Written task
Make an exact copy of all the records.

Data supplied
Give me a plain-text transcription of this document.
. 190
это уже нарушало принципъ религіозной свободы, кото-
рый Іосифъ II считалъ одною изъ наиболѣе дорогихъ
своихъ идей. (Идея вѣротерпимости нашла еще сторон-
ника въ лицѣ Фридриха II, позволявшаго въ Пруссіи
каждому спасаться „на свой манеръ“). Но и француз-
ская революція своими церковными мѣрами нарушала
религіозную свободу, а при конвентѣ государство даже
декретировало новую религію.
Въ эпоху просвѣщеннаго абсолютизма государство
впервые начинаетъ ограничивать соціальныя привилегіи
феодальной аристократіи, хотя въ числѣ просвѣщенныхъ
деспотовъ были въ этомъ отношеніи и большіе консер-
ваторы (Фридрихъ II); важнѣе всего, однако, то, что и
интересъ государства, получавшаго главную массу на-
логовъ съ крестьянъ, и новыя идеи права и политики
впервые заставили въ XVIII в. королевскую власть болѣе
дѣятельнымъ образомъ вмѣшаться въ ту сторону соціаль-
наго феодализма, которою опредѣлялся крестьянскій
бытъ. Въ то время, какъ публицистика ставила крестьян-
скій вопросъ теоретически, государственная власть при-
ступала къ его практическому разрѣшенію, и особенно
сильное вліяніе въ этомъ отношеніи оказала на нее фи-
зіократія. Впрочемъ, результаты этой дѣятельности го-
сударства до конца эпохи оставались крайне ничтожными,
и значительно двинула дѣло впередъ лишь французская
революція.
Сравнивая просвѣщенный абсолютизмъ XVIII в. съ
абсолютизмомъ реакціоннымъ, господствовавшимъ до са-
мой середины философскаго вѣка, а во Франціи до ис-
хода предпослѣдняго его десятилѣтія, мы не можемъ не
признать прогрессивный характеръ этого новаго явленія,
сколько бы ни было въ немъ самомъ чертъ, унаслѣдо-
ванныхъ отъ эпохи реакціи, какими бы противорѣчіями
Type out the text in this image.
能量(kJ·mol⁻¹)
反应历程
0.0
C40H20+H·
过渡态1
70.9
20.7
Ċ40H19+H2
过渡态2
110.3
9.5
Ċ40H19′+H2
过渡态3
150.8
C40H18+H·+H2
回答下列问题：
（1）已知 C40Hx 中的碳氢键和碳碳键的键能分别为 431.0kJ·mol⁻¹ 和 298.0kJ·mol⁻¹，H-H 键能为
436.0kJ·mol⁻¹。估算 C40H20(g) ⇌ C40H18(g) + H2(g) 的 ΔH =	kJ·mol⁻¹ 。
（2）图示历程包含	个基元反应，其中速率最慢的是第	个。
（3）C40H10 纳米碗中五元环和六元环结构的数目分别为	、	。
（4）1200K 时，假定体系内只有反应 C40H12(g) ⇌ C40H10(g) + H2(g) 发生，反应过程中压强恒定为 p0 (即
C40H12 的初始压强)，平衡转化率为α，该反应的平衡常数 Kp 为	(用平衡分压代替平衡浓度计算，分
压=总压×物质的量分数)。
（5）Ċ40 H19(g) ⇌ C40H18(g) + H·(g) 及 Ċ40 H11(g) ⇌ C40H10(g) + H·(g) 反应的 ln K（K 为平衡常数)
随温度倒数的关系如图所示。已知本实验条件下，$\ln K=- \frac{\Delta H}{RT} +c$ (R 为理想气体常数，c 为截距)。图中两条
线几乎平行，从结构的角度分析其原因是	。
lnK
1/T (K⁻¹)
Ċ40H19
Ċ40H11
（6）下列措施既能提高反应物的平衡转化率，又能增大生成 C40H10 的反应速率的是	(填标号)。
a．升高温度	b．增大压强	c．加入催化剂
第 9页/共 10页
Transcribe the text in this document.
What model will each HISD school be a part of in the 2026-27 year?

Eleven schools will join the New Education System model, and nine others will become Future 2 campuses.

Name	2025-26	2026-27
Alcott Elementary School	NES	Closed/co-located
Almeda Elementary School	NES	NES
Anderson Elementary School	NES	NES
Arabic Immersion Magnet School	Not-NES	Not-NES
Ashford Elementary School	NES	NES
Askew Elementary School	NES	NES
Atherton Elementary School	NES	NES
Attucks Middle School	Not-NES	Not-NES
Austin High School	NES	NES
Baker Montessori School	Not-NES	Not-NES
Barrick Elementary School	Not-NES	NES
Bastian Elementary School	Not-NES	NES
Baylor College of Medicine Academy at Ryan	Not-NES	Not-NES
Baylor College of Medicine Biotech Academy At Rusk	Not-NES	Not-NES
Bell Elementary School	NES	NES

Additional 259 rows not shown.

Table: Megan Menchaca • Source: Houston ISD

Exercise output
Give me a plain-text transcription of this document.
. 190
это уже нарушало принципъ религіозной свободы, кото-
рый Іосифъ II считалъ одною изъ наиболѣе дорогихъ
своихъ идей. (Идея вѣротерпимости нашла еще сторон-
ника въ лицѣ Фридриха II, позволявшаго въ Пруссіи
каждому спасаться „на свой манеръ“). Но и француз-
ская революція своими церковными мѣрами нарушала
религіозную свободу, а при конвентѣ государство даже
декретировало новую религію.
Въ эпоху просвѣщеннаго абсолютизма государство
впервые начинаетъ ограничивать соціальныя привилегіи
феодальной аристократіи, хотя въ числѣ просвѣщенныхъ
деспотовъ были въ этомъ отношеніи и большіе консер-
ваторы (Фридрихъ II); важнѣе всего, однако, то, что и
интересъ государства, получавшаго главную массу на-
логовъ съ крестьянъ, и новыя идеи права и политики
впервые заставили въ XVIII в. королевскую власть болѣе
дѣятельнымъ образомъ вмѣшаться въ ту сторону соціаль-
наго феодализма, которою опредѣлялся крестьянскій
бытъ. Въ то время, какъ публицистика ставила крестьян-
скій вопросъ теоретически, государственная власть при-
ступала къ его практическому разрѣшенію, и особенно
сильное вліяніе въ этомъ отношеніи оказала на нее фи-
зіократія. Впрочемъ, результаты этой дѣятельности го-
сударства до конца эпохи оставались крайне ничтожными,
и значительно двинула дѣло впередъ лишь французская
революція.
Сравнивая просвѣщенный абсолютизмъ XVIII в. съ
абсолютизмомъ реакціоннымъ, господствовавшимъ до са-
мой середины философскаго вѣка, а во Франціи до ис-
хода предпослѣдняго его десятилѣтія, мы не можемъ не
признать прогрессивный характеръ этого новаго явленія,
сколько бы ни было въ немъ самомъ чертъ, унаслѣдо-
ванныхъ отъ эпохи реакціи, какими бы противорѣчіями
Type out the text in this image.
能量(kJ·mol⁻¹)
反应历程
0.0
C40H20+H·
过渡态1
70.9
20.7
Ċ40H19+H2
过渡态2
110.3
9.5
Ċ40H19′+H2
过渡态3
150.8
C40H18+H·+H2
回答下列问题：
（1）已知 C40Hx 中的碳氢键和碳碳键的键能分别为 431.0kJ·mol⁻¹ 和 298.0kJ·mol⁻¹，H-H 键能为
436.0kJ·mol⁻¹。估算 C40H20(g) ⇌ C40H18(g) + H2(g) 的 ΔH =	kJ·mol⁻¹ 。
（2）图示历程包含	个基元反应，其中速率最慢的是第	个。
（3）C40H10 纳米碗中五元环和六元环结构的数目分别为	、	。
（4）1200K 时，假定体系内只有反应 C40H12(g) ⇌ C40H10(g) + H2(g) 发生，反应过程中压强恒定为 p0 (即
C40H12 的初始压强)，平衡转化率为α，该反应的平衡常数 Kp 为	(用平衡分压代替平衡浓度计算，分
压=总压×物质的量分数)。
（5）Ċ40 H19(g) ⇌ C40H18(g) + H·(g) 及 Ċ40 H11(g) ⇌ C40H10(g) + H·(g) 反应的 ln K（K 为平衡常数)
随温度倒数的关系如图所示。已知本实验条件下，$\ln K=- \frac{\Delta H}{RT} +c$ (R 为理想气体常数，c 为截距)。图中两条
线几乎平行，从结构的角度分析其原因是	。
lnK
1/T (K⁻¹)
Ċ40H19
Ċ40H11
（6）下列措施既能提高反应物的平衡转化率，又能增大生成 C40H10 的反应速率的是	(填标号)。
a．升高温度	b．增大压强	c．加入催化剂
第 9页/共 10页
Transcribe the text in this document.
What model will each HISD school be a part of in the 2026-27 year?

Eleven schools will join the New Education System model, and nine others will become Future 2 campuses.

Name	2025-26	2026-27
Alcott Elementary School	NES	Closed/co-located
Almeda Elementary School	NES	NES
Anderson Elementary School	NES	NES
Arabic Immersion Magnet School	Not-NES	Not-NES
Ashford Elementary School	NES	NES
Askew Elementary School	NES	NES
Atherton Elementary School	NES	NES
Attucks Middle School	Not-NES	Not-NES
Austin High School	NES	NES
Baker Montessori School	Not-NES	Not-NES
Barrick Elementary School	Not-NES	NES
Bastian Elementary School	Not-NES	NES
Baylor College of Medicine Academy at Ryan	Not-NES	Not-NES
Baylor College of Medicine Biotech Academy At Rusk	Not-NES	Not-NES
Bell Elementary School	NES	NES

Additional 259 rows not shown.

Table: Megan Menchaca • Source: Houston ISD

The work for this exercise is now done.